══ Data provided ══
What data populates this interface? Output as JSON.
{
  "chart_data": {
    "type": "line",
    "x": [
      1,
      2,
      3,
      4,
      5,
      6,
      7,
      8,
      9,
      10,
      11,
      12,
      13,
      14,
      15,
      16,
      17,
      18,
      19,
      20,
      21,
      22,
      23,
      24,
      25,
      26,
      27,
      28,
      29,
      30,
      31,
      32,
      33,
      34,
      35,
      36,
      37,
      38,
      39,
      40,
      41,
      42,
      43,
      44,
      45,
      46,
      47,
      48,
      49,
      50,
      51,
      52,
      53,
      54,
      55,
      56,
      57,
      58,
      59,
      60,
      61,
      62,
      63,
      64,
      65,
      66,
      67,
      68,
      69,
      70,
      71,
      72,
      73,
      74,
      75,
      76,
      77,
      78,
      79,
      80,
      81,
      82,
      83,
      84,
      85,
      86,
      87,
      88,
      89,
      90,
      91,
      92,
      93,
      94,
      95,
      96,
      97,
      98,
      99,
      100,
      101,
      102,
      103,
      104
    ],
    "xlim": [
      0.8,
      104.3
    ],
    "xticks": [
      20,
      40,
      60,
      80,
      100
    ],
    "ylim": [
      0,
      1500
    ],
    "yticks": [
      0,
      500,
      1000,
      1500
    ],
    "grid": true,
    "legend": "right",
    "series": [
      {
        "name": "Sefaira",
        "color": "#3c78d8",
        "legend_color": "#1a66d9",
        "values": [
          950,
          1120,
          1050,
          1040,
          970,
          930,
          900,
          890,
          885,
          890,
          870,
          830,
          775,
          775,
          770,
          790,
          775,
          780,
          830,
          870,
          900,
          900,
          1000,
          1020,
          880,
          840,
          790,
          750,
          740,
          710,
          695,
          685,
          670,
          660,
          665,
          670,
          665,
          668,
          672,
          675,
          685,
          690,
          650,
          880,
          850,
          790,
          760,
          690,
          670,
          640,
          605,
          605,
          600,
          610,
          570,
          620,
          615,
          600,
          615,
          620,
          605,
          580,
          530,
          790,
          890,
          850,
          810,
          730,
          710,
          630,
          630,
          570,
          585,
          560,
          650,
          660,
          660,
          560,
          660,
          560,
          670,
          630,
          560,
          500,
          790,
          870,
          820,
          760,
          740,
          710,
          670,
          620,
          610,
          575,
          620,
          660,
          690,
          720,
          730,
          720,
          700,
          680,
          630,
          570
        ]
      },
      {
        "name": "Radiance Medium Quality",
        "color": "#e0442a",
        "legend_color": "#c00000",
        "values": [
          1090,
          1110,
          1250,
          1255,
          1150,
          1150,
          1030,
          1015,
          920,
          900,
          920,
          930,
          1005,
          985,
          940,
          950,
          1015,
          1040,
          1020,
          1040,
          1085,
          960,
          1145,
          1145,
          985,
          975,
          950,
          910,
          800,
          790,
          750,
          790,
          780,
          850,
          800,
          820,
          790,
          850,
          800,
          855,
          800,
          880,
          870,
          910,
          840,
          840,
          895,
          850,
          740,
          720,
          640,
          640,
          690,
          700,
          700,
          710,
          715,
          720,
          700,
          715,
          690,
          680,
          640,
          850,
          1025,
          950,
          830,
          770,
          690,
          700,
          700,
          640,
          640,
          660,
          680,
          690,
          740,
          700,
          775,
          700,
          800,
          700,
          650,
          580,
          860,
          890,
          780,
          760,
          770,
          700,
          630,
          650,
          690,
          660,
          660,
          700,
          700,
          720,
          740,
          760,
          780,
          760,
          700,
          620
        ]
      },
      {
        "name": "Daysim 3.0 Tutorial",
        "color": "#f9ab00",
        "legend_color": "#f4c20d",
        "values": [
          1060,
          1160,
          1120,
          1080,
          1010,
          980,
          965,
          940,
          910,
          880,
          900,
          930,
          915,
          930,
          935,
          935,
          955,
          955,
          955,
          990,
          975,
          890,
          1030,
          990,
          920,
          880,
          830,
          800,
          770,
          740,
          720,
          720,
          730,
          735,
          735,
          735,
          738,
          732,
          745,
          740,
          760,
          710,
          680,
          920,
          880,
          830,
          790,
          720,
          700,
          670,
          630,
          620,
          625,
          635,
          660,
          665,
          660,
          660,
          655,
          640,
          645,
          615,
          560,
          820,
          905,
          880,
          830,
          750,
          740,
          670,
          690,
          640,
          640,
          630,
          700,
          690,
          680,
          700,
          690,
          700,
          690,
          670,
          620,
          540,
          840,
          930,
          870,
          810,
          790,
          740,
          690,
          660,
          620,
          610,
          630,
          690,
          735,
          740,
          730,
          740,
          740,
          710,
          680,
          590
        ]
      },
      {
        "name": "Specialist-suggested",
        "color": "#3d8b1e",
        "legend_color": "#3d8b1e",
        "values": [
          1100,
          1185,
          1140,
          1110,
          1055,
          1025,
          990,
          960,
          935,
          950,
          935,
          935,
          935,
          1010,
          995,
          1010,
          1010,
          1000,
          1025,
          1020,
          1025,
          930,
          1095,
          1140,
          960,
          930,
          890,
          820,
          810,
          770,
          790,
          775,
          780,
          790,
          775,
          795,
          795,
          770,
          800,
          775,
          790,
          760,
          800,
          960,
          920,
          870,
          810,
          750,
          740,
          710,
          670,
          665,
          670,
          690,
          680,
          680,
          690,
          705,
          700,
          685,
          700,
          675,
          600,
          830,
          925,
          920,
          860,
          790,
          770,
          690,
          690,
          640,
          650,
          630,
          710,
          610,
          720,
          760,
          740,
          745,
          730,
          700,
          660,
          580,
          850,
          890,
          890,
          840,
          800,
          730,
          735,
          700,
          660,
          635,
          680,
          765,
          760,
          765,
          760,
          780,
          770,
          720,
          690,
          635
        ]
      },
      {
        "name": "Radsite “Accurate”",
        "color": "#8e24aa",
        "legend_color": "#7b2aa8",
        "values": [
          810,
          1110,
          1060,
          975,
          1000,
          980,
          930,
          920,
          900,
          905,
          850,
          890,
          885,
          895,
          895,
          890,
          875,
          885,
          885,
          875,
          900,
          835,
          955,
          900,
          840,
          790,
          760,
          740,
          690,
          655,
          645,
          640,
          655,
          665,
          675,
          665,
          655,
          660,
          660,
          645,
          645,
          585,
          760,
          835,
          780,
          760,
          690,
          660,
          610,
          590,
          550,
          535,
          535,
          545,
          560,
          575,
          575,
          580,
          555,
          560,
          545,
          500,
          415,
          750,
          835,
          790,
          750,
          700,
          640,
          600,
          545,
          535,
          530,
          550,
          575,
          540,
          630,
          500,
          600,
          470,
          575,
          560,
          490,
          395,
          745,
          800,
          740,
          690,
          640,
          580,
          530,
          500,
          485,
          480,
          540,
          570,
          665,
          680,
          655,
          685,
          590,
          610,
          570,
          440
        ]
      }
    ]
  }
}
═══
Challenge
Using the listing above, show each line holding the string "name".

Finished task
        "name": "Sefaira",
        "name": "Radiance Medium Quality",
        "name": "Daysim 3.0 Tutorial",
        "name": "Specialist-suggested",
        "name": "Radsite “Accurate”",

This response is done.